--- begin DATASET CONTENT ---

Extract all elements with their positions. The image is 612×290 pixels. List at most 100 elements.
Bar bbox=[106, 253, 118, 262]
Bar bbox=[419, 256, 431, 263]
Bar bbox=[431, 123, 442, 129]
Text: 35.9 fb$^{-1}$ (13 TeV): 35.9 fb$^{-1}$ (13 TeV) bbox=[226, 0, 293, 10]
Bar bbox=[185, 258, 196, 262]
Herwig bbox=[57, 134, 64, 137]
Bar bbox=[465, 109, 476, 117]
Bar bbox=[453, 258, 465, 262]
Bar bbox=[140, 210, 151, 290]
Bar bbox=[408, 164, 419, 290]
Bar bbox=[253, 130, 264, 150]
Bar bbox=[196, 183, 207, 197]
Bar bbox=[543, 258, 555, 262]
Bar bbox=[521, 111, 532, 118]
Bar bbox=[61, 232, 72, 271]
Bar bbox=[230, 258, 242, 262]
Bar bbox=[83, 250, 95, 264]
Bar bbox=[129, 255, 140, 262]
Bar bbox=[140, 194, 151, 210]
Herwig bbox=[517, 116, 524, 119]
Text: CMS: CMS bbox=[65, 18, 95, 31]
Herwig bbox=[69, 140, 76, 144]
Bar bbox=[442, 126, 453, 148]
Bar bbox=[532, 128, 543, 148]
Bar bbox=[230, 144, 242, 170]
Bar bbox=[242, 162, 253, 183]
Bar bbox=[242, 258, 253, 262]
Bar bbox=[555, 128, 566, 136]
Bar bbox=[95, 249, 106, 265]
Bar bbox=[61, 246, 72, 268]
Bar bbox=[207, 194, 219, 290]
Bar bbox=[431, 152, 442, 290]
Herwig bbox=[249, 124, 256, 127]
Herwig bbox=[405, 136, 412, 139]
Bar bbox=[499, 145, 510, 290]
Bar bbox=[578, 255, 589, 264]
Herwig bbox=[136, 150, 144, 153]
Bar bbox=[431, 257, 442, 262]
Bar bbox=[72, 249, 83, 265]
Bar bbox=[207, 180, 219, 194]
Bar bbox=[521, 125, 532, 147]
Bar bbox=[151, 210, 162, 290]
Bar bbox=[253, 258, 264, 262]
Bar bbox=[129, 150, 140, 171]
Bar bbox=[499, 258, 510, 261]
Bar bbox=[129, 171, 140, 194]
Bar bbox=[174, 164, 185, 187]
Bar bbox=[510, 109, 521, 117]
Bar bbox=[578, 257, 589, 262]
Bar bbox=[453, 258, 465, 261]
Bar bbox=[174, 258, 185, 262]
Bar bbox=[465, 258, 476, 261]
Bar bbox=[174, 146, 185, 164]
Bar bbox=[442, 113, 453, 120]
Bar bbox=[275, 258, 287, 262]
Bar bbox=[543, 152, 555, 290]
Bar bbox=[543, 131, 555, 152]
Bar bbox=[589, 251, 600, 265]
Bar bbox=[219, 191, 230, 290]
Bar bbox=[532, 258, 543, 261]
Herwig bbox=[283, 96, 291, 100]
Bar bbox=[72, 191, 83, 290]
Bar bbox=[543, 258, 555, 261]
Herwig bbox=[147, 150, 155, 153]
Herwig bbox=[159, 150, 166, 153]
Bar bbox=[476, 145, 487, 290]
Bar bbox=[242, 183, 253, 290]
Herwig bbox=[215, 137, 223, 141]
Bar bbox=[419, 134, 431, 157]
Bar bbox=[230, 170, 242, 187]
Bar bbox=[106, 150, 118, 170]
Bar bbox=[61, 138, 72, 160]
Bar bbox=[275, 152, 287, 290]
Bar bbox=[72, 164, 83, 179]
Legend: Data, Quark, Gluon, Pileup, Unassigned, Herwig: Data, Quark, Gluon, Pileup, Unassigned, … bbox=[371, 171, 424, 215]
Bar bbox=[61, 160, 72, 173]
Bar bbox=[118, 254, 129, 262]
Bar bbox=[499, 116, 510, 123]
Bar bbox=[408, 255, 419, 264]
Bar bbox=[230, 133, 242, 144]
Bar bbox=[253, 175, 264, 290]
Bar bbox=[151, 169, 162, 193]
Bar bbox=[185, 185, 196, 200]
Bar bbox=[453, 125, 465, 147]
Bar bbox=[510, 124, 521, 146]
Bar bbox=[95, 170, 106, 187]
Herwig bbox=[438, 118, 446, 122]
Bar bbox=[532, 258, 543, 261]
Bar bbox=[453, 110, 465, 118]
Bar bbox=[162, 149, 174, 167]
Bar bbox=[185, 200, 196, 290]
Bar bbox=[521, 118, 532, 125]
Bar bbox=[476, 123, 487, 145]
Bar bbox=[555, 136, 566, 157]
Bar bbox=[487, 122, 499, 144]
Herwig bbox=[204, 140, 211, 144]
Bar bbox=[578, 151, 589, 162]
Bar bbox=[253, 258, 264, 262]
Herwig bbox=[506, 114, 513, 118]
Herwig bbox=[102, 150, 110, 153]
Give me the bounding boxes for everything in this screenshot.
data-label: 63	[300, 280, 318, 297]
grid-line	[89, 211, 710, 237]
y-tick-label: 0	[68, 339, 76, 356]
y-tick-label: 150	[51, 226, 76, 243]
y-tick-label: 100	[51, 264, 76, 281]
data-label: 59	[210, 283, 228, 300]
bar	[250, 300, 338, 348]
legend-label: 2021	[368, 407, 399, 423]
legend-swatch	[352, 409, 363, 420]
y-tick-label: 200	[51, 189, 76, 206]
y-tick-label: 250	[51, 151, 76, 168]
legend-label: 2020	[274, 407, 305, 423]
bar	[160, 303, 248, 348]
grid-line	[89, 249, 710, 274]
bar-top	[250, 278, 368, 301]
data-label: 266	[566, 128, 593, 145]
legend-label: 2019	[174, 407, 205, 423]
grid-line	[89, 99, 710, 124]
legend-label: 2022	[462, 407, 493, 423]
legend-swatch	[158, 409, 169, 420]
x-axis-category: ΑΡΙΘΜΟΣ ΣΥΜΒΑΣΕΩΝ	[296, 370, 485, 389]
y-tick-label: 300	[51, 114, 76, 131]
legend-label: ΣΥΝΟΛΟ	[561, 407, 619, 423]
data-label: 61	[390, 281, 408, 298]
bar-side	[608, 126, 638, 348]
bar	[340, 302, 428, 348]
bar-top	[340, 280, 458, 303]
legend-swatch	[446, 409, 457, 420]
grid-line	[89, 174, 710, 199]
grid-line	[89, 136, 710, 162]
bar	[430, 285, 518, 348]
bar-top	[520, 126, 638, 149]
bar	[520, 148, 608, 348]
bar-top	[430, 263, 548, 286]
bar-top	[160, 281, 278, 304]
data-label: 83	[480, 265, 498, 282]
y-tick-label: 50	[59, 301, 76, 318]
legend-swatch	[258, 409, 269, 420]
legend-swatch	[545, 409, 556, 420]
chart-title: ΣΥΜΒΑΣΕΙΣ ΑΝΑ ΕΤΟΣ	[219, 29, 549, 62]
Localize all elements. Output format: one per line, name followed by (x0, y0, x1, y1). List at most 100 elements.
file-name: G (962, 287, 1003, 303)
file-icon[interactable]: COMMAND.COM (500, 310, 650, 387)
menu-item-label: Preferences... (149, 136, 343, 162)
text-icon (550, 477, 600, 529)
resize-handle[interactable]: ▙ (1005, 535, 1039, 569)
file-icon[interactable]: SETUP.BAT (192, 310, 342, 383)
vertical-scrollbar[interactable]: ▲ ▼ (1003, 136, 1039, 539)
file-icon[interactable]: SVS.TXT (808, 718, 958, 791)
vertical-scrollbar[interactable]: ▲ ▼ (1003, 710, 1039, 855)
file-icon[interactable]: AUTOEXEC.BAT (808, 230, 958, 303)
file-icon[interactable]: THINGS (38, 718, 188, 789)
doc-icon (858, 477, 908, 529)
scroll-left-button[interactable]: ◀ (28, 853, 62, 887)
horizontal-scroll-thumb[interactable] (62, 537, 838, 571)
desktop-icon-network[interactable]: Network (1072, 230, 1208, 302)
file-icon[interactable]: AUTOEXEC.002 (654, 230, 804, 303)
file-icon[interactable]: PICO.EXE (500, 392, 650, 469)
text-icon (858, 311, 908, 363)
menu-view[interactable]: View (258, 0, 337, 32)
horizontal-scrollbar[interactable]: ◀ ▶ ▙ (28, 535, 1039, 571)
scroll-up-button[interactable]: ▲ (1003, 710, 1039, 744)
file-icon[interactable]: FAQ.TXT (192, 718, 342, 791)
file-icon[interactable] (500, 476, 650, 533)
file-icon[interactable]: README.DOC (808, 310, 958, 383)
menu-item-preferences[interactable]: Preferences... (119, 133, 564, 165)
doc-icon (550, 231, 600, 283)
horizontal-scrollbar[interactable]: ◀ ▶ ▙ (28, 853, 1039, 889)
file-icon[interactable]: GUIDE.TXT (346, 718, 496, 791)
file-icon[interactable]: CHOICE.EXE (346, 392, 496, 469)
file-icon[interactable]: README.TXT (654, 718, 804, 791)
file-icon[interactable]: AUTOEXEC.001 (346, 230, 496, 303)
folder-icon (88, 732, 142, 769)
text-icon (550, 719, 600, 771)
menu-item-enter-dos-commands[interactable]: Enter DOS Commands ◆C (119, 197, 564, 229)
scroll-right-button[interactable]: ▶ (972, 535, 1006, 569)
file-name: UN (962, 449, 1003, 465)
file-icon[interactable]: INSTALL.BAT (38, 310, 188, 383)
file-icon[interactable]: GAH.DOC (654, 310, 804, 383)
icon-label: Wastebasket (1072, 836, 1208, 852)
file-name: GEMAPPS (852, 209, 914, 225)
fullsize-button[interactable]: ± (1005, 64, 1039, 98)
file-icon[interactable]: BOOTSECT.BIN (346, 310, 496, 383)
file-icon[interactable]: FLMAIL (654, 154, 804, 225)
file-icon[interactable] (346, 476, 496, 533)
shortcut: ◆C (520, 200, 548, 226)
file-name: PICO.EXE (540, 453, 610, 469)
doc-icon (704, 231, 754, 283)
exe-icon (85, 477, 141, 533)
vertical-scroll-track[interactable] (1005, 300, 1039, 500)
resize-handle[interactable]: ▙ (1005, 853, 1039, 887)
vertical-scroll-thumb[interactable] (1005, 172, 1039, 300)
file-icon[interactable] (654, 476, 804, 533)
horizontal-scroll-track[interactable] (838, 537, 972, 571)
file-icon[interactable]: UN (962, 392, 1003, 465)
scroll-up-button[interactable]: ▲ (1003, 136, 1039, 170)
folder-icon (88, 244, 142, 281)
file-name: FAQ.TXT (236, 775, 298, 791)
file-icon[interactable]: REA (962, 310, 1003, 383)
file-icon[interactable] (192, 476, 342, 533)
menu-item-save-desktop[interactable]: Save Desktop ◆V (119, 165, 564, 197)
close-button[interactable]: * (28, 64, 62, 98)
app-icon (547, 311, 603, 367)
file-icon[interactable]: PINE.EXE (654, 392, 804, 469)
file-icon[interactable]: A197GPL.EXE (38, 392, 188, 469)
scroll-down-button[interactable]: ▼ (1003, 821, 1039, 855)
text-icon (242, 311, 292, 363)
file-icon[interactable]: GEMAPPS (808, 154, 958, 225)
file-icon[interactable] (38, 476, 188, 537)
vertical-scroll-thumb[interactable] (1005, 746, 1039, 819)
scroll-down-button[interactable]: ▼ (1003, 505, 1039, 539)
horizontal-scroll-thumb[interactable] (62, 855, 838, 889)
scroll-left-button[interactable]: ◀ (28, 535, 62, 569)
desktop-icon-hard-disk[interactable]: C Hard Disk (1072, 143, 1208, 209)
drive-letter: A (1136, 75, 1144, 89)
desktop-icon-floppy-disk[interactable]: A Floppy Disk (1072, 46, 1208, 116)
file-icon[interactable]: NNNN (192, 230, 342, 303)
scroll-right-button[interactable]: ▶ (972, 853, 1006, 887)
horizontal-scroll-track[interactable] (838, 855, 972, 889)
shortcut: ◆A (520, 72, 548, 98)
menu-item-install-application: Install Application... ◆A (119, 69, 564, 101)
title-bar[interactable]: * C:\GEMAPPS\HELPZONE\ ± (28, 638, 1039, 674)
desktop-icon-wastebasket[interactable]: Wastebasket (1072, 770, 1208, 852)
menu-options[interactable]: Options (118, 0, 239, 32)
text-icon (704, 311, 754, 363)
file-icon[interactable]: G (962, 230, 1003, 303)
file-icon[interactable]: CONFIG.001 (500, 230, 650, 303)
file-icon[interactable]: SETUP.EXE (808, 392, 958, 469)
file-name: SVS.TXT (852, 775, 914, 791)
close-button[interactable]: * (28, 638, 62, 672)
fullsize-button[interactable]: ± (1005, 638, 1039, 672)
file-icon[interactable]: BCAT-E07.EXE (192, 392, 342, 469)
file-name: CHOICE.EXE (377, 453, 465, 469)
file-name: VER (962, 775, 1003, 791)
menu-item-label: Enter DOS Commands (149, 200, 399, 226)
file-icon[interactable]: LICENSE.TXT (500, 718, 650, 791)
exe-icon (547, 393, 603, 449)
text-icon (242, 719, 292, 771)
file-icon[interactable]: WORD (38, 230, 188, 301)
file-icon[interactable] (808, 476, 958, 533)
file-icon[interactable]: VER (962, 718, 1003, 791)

--- end DATASET CONTENT ---

### EXERCISE INSTRUCTIONS:
Copy the data word for word, from the first line through the line that contains "Bar bbox=[275, 258, 287, 262]", including that line.

### RESULT:
Extract all elements with their positions. The image is 612×290 pixels. List at most 100 elements.
Bar bbox=[106, 253, 118, 262]
Bar bbox=[419, 256, 431, 263]
Bar bbox=[431, 123, 442, 129]
Text: 35.9 fb$^{-1}$ (13 TeV): 35.9 fb$^{-1}$ (13 TeV) bbox=[226, 0, 293, 10]
Bar bbox=[185, 258, 196, 262]
Herwig bbox=[57, 134, 64, 137]
Bar bbox=[465, 109, 476, 117]
Bar bbox=[453, 258, 465, 262]
Bar bbox=[140, 210, 151, 290]
Bar bbox=[408, 164, 419, 290]
Bar bbox=[253, 130, 264, 150]
Bar bbox=[196, 183, 207, 197]
Bar bbox=[543, 258, 555, 262]
Bar bbox=[521, 111, 532, 118]
Bar bbox=[61, 232, 72, 271]
Bar bbox=[230, 258, 242, 262]
Bar bbox=[83, 250, 95, 264]
Bar bbox=[129, 255, 140, 262]
Bar bbox=[140, 194, 151, 210]
Herwig bbox=[517, 116, 524, 119]
Text: CMS: CMS bbox=[65, 18, 95, 31]
Herwig bbox=[69, 140, 76, 144]
Bar bbox=[442, 126, 453, 148]
Bar bbox=[532, 128, 543, 148]
Bar bbox=[230, 144, 242, 170]
Bar bbox=[242, 162, 253, 183]
Bar bbox=[242, 258, 253, 262]
Bar bbox=[555, 128, 566, 136]
Bar bbox=[95, 249, 106, 265]
Bar bbox=[61, 246, 72, 268]
Bar bbox=[207, 194, 219, 290]
Bar bbox=[431, 152, 442, 290]
Herwig bbox=[249, 124, 256, 127]
Herwig bbox=[405, 136, 412, 139]
Bar bbox=[499, 145, 510, 290]
Bar bbox=[578, 255, 589, 264]
Herwig bbox=[136, 150, 144, 153]
Bar bbox=[431, 257, 442, 262]
Bar bbox=[72, 249, 83, 265]
Bar bbox=[207, 180, 219, 194]
Bar bbox=[521, 125, 532, 147]
Bar bbox=[151, 210, 162, 290]
Bar bbox=[253, 258, 264, 262]
Bar bbox=[129, 150, 140, 171]
Bar bbox=[499, 258, 510, 261]
Bar bbox=[129, 171, 140, 194]
Bar bbox=[174, 164, 185, 187]
Bar bbox=[510, 109, 521, 117]
Bar bbox=[578, 257, 589, 262]
Bar bbox=[453, 258, 465, 261]
Bar bbox=[174, 258, 185, 262]
Bar bbox=[465, 258, 476, 261]
Bar bbox=[174, 146, 185, 164]
Bar bbox=[442, 113, 453, 120]
Bar bbox=[275, 258, 287, 262]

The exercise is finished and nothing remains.